Exercise requirements → Each entry below should be written out exactly as it is, with no pictures.

§

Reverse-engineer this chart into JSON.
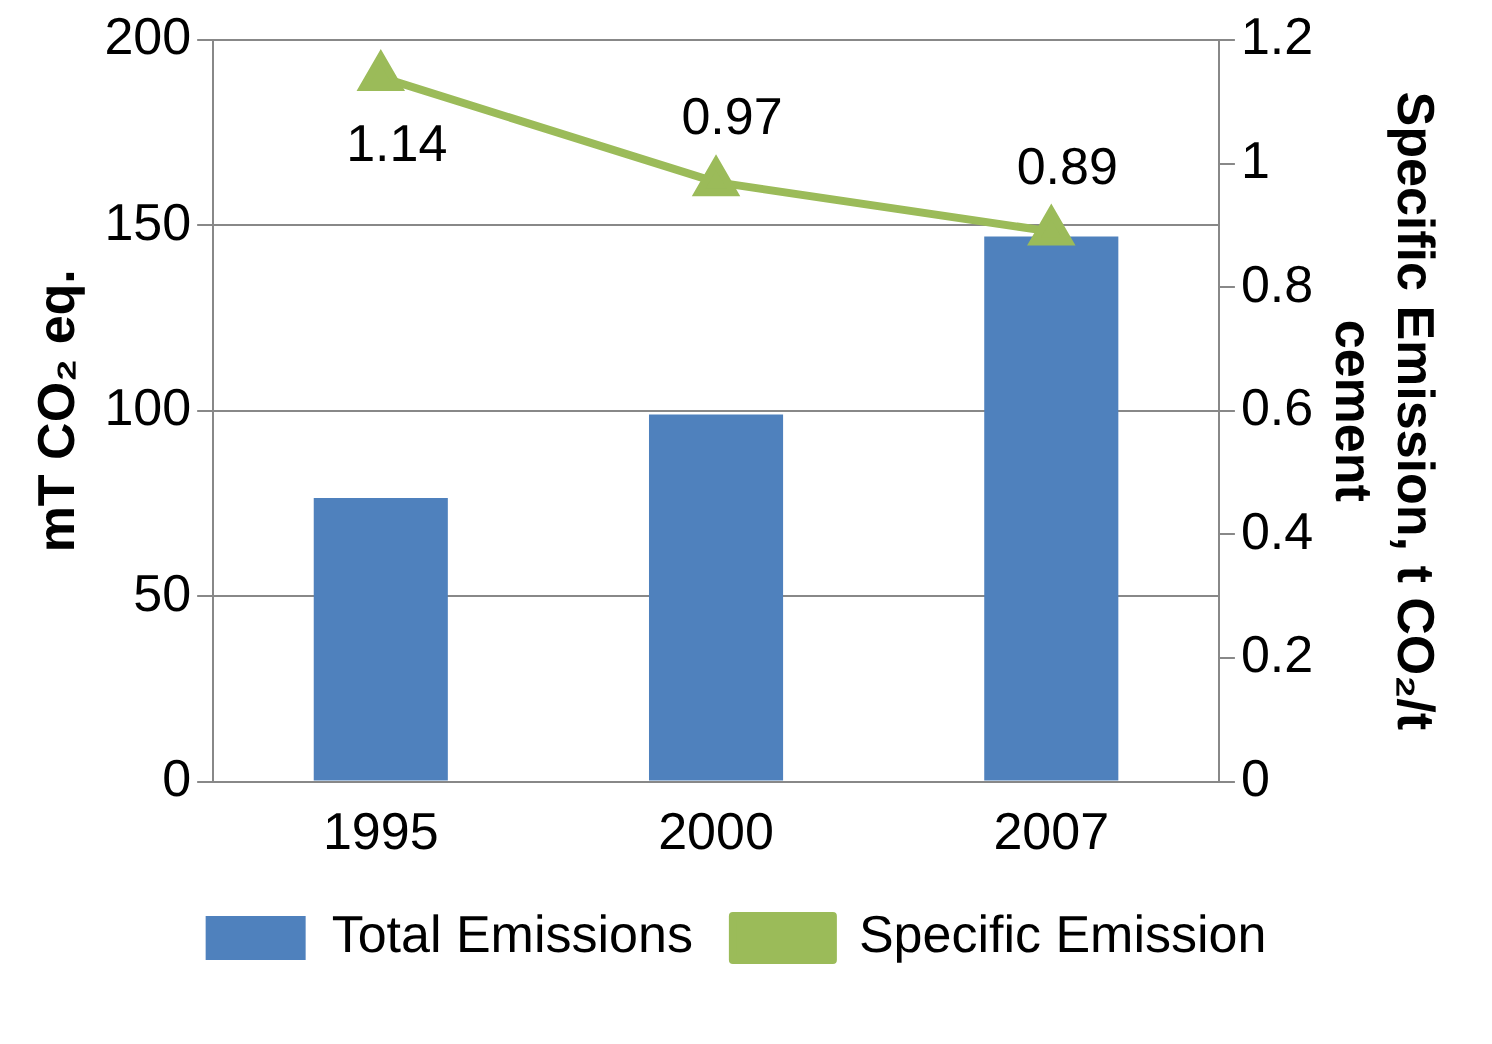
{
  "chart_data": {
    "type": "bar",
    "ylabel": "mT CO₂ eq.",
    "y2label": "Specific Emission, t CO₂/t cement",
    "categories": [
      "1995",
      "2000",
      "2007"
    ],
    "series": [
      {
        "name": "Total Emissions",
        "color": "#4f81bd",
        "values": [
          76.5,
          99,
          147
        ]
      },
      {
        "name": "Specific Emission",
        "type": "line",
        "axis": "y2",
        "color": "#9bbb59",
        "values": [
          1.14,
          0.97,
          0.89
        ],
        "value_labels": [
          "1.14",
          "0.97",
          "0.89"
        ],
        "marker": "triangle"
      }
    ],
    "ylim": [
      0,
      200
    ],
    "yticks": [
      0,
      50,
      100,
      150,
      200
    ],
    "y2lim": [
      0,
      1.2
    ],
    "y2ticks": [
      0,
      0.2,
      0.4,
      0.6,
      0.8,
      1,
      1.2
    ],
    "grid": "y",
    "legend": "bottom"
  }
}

§

Written response →
Reverse-engineer this chart into JSON.
{
  "chart_data": {
    "type": "bar",
    "ylabel": "mT CO₂ eq.",
    "y2label": "Specific Emission, t CO₂/t cement",
    "categories": [
      "1995",
      "2000",
      "2007"
    ],
    "series": [
      {
        "name": "Total Emissions",
        "color": "#4f81bd",
        "values": [
          76.5,
          99,
          147
        ]
      },
      {
        "name": "Specific Emission",
        "type": "line",
        "axis": "y2",
        "color": "#9bbb59",
        "values": [
          1.14,
          0.97,
          0.89
        ],
        "value_labels": [
          "1.14",
          "0.97",
          "0.89"
        ],
        "marker": "triangle"
      }
    ],
    "ylim": [
      0,
      200
    ],
    "yticks": [
      0,
      50,
      100,
      150,
      200
    ],
    "y2lim": [
      0,
      1.2
    ],
    "y2ticks": [
      0,
      0.2,
      0.4,
      0.6,
      0.8,
      1,
      1.2
    ],
    "grid": "y",
    "legend": "bottom"
  }
}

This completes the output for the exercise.